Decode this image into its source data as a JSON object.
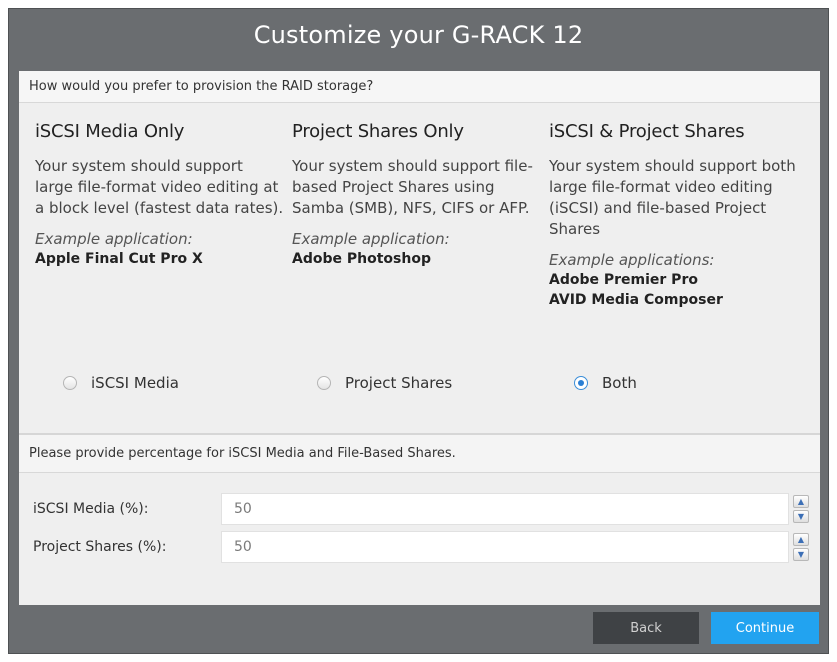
{
  "dialog": {
    "title": "Customize your G-RACK 12"
  },
  "raid": {
    "question": "How would you prefer to provision the RAID storage?",
    "options": [
      {
        "heading": "iSCSI Media Only",
        "description": "Your system should support large file-format video editing at a block level (fastest data rates).",
        "example_label": "Example application:",
        "example_apps": [
          "Apple Final Cut Pro X"
        ],
        "radio_label": "iSCSI Media",
        "selected": false
      },
      {
        "heading": "Project Shares Only",
        "description": "Your system should support file-based Project Shares using Samba (SMB), NFS, CIFS or AFP.",
        "example_label": "Example application:",
        "example_apps": [
          "Adobe Photoshop"
        ],
        "radio_label": "Project Shares",
        "selected": false
      },
      {
        "heading": "iSCSI & Project Shares",
        "description": "Your system should support both large file-format video editing (iSCSI) and file-based Project Shares",
        "example_label": "Example applications:",
        "example_apps": [
          "Adobe Premier Pro",
          "AVID Media Composer"
        ],
        "radio_label": "Both",
        "selected": true
      }
    ]
  },
  "percentage": {
    "question": "Please provide percentage for iSCSI Media and File-Based Shares.",
    "fields": [
      {
        "label": "iSCSI Media (%):",
        "value": "50"
      },
      {
        "label": "Project Shares (%):",
        "value": "50"
      }
    ]
  },
  "icons": {
    "stepper_up": "chevron-up-icon",
    "stepper_down": "chevron-down-icon"
  },
  "footer": {
    "back_label": "Back",
    "continue_label": "Continue"
  },
  "colors": {
    "frame": "#6a6d70",
    "panel": "#efefef",
    "back_button": "#3f4245",
    "continue_button": "#22a3f0",
    "radio_selected": "#2a7fd4"
  }
}
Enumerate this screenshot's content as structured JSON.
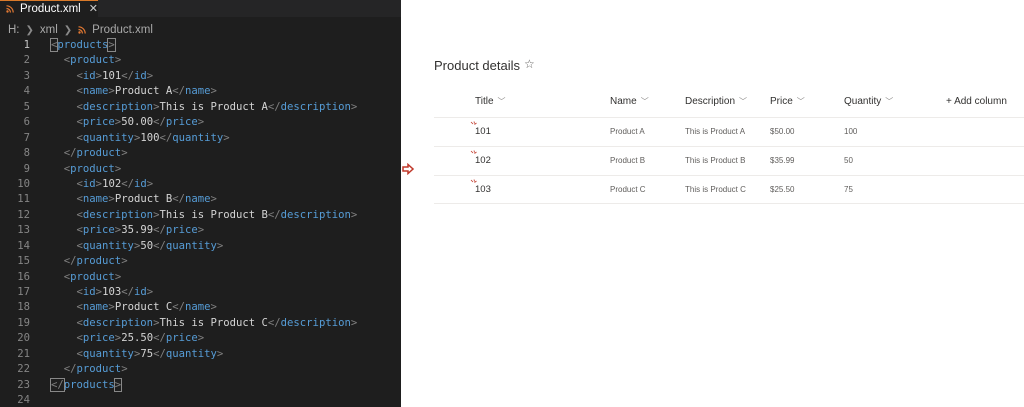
{
  "editor": {
    "tab_label": "Product.xml",
    "breadcrumb": [
      "H:",
      "xml",
      "Product.xml"
    ],
    "line_numbers": [
      "1",
      "2",
      "3",
      "4",
      "5",
      "6",
      "7",
      "8",
      "9",
      "10",
      "11",
      "12",
      "13",
      "14",
      "15",
      "16",
      "17",
      "18",
      "19",
      "20",
      "21",
      "22",
      "23",
      "24"
    ]
  },
  "list": {
    "title": "Product details",
    "columns": [
      "Title",
      "Name",
      "Description",
      "Price",
      "Quantity"
    ],
    "add_column_label": "+ Add column",
    "rows": [
      {
        "title": "101",
        "name": "Product A",
        "description": "This is Product A",
        "price": "$50.00",
        "quantity": "100"
      },
      {
        "title": "102",
        "name": "Product B",
        "description": "This is Product B",
        "price": "$35.99",
        "quantity": "50"
      },
      {
        "title": "103",
        "name": "Product C",
        "description": "This is Product C",
        "price": "$25.50",
        "quantity": "75"
      }
    ]
  },
  "colors": {
    "tag": "#569cd6",
    "bracket": "#808080",
    "text": "#d4d4d4",
    "accent_red": "#c0392b"
  }
}
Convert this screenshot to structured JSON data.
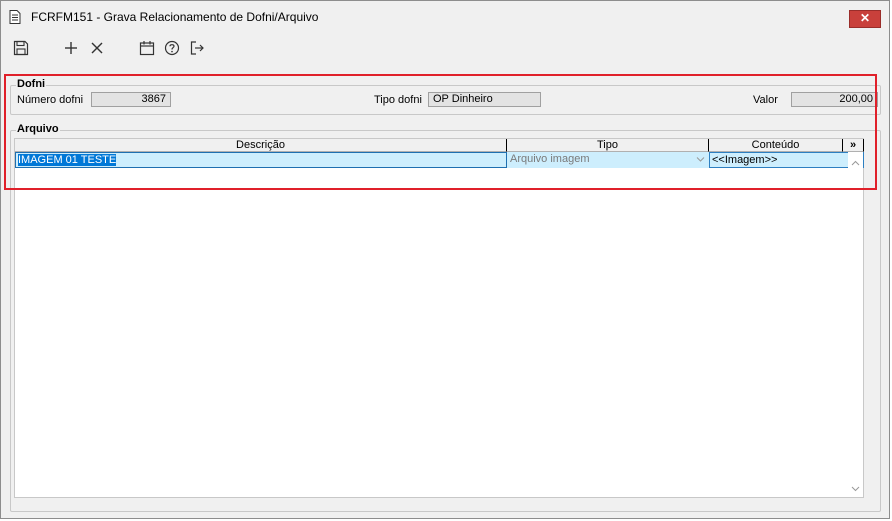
{
  "window": {
    "title": "FCRFM151 - Grava Relacionamento de Dofni/Arquivo",
    "close_label": "✕"
  },
  "toolbar": {
    "buttons": [
      {
        "name": "save",
        "icon": "save-icon"
      },
      {
        "name": "add",
        "icon": "plus-icon"
      },
      {
        "name": "delete",
        "icon": "close-icon"
      },
      {
        "name": "calendar",
        "icon": "calendar-icon"
      },
      {
        "name": "help",
        "icon": "help-icon"
      },
      {
        "name": "exit",
        "icon": "exit-icon"
      }
    ]
  },
  "dofni": {
    "legend": "Dofni",
    "numero_label": "Número dofni",
    "numero_value": "3867",
    "tipo_label": "Tipo dofni",
    "tipo_value": "OP Dinheiro",
    "valor_label": "Valor",
    "valor_value": "200,00"
  },
  "arquivo": {
    "legend": "Arquivo",
    "columns": [
      "Descrição",
      "Tipo",
      "Conteúdo",
      "»"
    ],
    "rows": [
      {
        "descricao": "IMAGEM 01 TESTE",
        "tipo": "Arquivo imagem",
        "conteudo": "<<Imagem>>"
      }
    ]
  },
  "colors": {
    "highlight_border": "#e0202a",
    "selection": "#0078d7",
    "row_fill": "#cdeefd"
  }
}
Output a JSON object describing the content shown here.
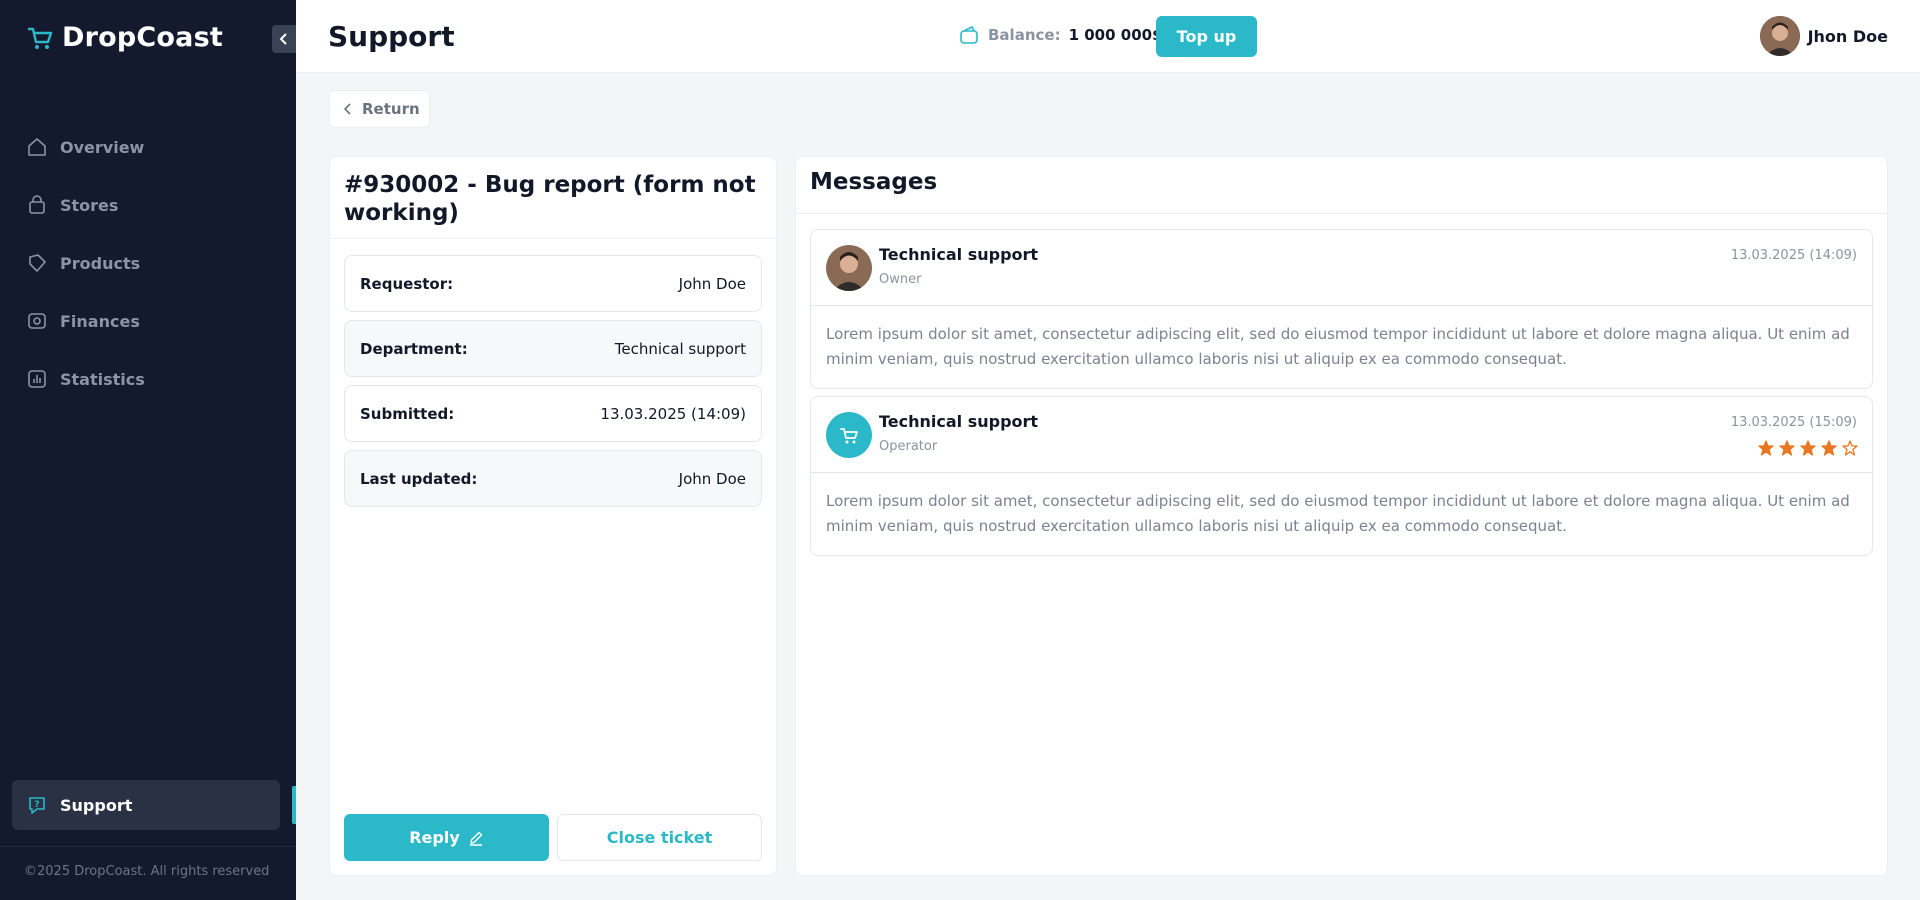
{
  "app": {
    "name": "DropCoast"
  },
  "sidebar": {
    "items": [
      {
        "label": "Overview",
        "icon": "home-icon"
      },
      {
        "label": "Stores",
        "icon": "bag-icon"
      },
      {
        "label": "Products",
        "icon": "tag-icon"
      },
      {
        "label": "Finances",
        "icon": "money-icon"
      },
      {
        "label": "Statistics",
        "icon": "chart-icon"
      }
    ],
    "support_label": "Support",
    "footer": "©2025 DropCoast. All rights reserved"
  },
  "header": {
    "title": "Support",
    "balance_label": "Balance:",
    "balance_value": "1 000 000$",
    "topup_label": "Top up",
    "user_name": "Jhon Doe"
  },
  "return_label": "Return",
  "ticket": {
    "title": "#930002 - Bug report (form not working)",
    "rows": [
      {
        "label": "Requestor:",
        "value": "John Doe"
      },
      {
        "label": "Department:",
        "value": "Technical support"
      },
      {
        "label": "Submitted:",
        "value": "13.03.2025 (14:09)"
      },
      {
        "label": "Last updated:",
        "value": "John Doe"
      }
    ],
    "reply_label": "Reply",
    "close_label": "Close ticket"
  },
  "messages": {
    "title": "Messages",
    "items": [
      {
        "author": "Technical support",
        "role": "Owner",
        "time": "13.03.2025 (14:09)",
        "body": "Lorem ipsum dolor sit amet, consectetur adipiscing elit, sed do eiusmod tempor incididunt ut labore et dolore magna aliqua. Ut enim ad minim veniam, quis nostrud exercitation ullamco laboris nisi ut aliquip ex ea commodo consequat."
      },
      {
        "author": "Technical support",
        "role": "Operator",
        "time": "13.03.2025 (15:09)",
        "rating": 4,
        "rating_max": 5,
        "body": "Lorem ipsum dolor sit amet, consectetur adipiscing elit, sed do eiusmod tempor incididunt ut labore et dolore magna aliqua. Ut enim ad minim veniam, quis nostrud exercitation ullamco laboris nisi ut aliquip ex ea commodo consequat."
      }
    ]
  },
  "colors": {
    "accent": "#2bb8c8",
    "sidebar_bg": "#141a2e",
    "star": "#e87722"
  }
}
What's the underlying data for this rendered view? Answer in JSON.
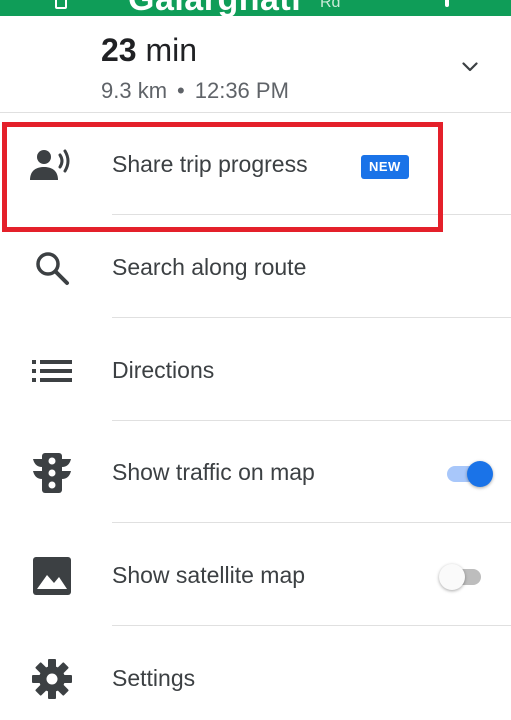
{
  "status_bar": {
    "street_name": "Galarghati",
    "street_suffix": "Rd"
  },
  "trip": {
    "duration_value": "23",
    "duration_unit": "min",
    "distance": "9.3 km",
    "separator": "•",
    "arrival_time": "12:36 PM",
    "expand_icon": "chevron-down-icon"
  },
  "menu": {
    "share_trip": {
      "label": "Share trip progress",
      "badge": "NEW",
      "icon": "share-location-person-icon"
    },
    "search_route": {
      "label": "Search along route",
      "icon": "search-icon"
    },
    "directions": {
      "label": "Directions",
      "icon": "list-icon"
    },
    "traffic": {
      "label": "Show traffic on map",
      "icon": "traffic-light-icon",
      "toggle_on": true
    },
    "satellite": {
      "label": "Show satellite map",
      "icon": "image-icon",
      "toggle_on": false
    },
    "settings": {
      "label": "Settings",
      "icon": "gear-icon"
    }
  },
  "colors": {
    "header_green": "#0f9d58",
    "accent_blue": "#1a73e8",
    "highlight_red": "#e4202a",
    "icon_gray": "#3c4043"
  }
}
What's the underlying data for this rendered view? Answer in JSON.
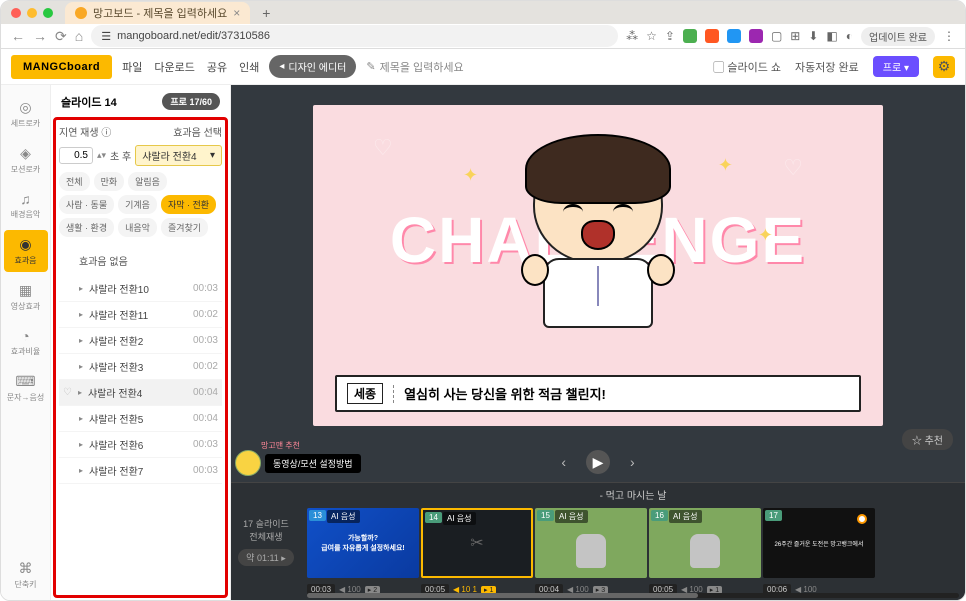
{
  "browser": {
    "tab_title": "망고보드 - 제목을 입력하세요",
    "url": "mangoboard.net/edit/37310586",
    "update_button": "업데이트 완료"
  },
  "header": {
    "logo": "MANGCboard",
    "menu": {
      "file": "파일",
      "download": "다운로드",
      "share": "공유",
      "print": "인쇄"
    },
    "design_editor": "디자인 에디터",
    "title_placeholder": "제목을 입력하세요",
    "slideshow": "슬라이드 쇼",
    "autosave": "자동저장 완료",
    "pro": "프로"
  },
  "rail": {
    "setloca": "세트로카",
    "motionloca": "모션로카",
    "bgm": "배경음악",
    "sfx": "효과음",
    "videosfx": "영상효과",
    "sfxcut": "효과비율",
    "tts": "문자→음성",
    "shortcut": "단축키"
  },
  "panel": {
    "slide_label": "슬라이드 14",
    "pro_count": "프로 17/60",
    "delay_label": "지연 재생",
    "effect_select_label": "효과음 선택",
    "delay_value": "0.5",
    "delay_unit": "초 후",
    "selected_effect": "샤랄라 전환4",
    "categories": {
      "all": "전체",
      "cartoon": "만화",
      "alert": "알림음",
      "person_animal": "사람 · 동물",
      "machine": "기계음",
      "caption_transition": "자막 · 전환",
      "life_env": "생활 · 환경",
      "content": "내음악",
      "favorite": "즐겨찾기"
    },
    "no_effect": "효과음 없음",
    "effects": [
      {
        "name": "샤랄라 전환10",
        "dur": "00:03",
        "sel": false
      },
      {
        "name": "샤랄라 전환11",
        "dur": "00:02",
        "sel": false
      },
      {
        "name": "샤랄라 전환2",
        "dur": "00:03",
        "sel": false
      },
      {
        "name": "샤랄라 전환3",
        "dur": "00:02",
        "sel": false
      },
      {
        "name": "샤랄라 전환4",
        "dur": "00:04",
        "sel": true
      },
      {
        "name": "샤랄라 전환5",
        "dur": "00:04",
        "sel": false
      },
      {
        "name": "샤랄라 전환6",
        "dur": "00:03",
        "sel": false
      },
      {
        "name": "샤랄라 전환7",
        "dur": "00:03",
        "sel": false
      }
    ]
  },
  "slide": {
    "big_text": "CHALLENGE",
    "caption_tag": "세종",
    "caption_text": "열심히 사는 당신을 위한 적금 챌린지!"
  },
  "canvas": {
    "recommend": "☆ 추천",
    "mascot_sub": "망고맨 추천",
    "mascot_label": "동영상/모션 설정방법"
  },
  "timeline": {
    "left_label": "17 슬라이드\n전체재생",
    "duration_pill": "약 01:11 ▸",
    "header": "- 먹고 마시는 날",
    "thumbs": [
      {
        "num": "13",
        "tag": "AI 음성",
        "type": "blue",
        "txt": "가능할까?\n급여를 자유롭게 설정하세요!",
        "dur": "00:03",
        "vol": "◀ 100",
        "aud": "2"
      },
      {
        "num": "14",
        "tag": "AI 음성",
        "type": "dark",
        "sel": true,
        "dur": "00:05",
        "vol": "◀ 10 1",
        "aud": "1",
        "vy": true
      },
      {
        "num": "15",
        "tag": "AI 음성",
        "type": "green",
        "dur": "00:04",
        "vol": "◀ 100",
        "aud": "3"
      },
      {
        "num": "16",
        "tag": "AI 음성",
        "type": "green",
        "dur": "00:05",
        "vol": "◀ 100",
        "aud": "1"
      },
      {
        "num": "17",
        "tag": "",
        "type": "final",
        "txt": "26주간 즐거운 도전은 망고뱅크에서",
        "dur": "00:06",
        "vol": "◀ 100",
        "aud": ""
      }
    ]
  }
}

§ Given task: Count the lines in the entries above that include the string "traffic", then give only that figure.

§ Task solution: 3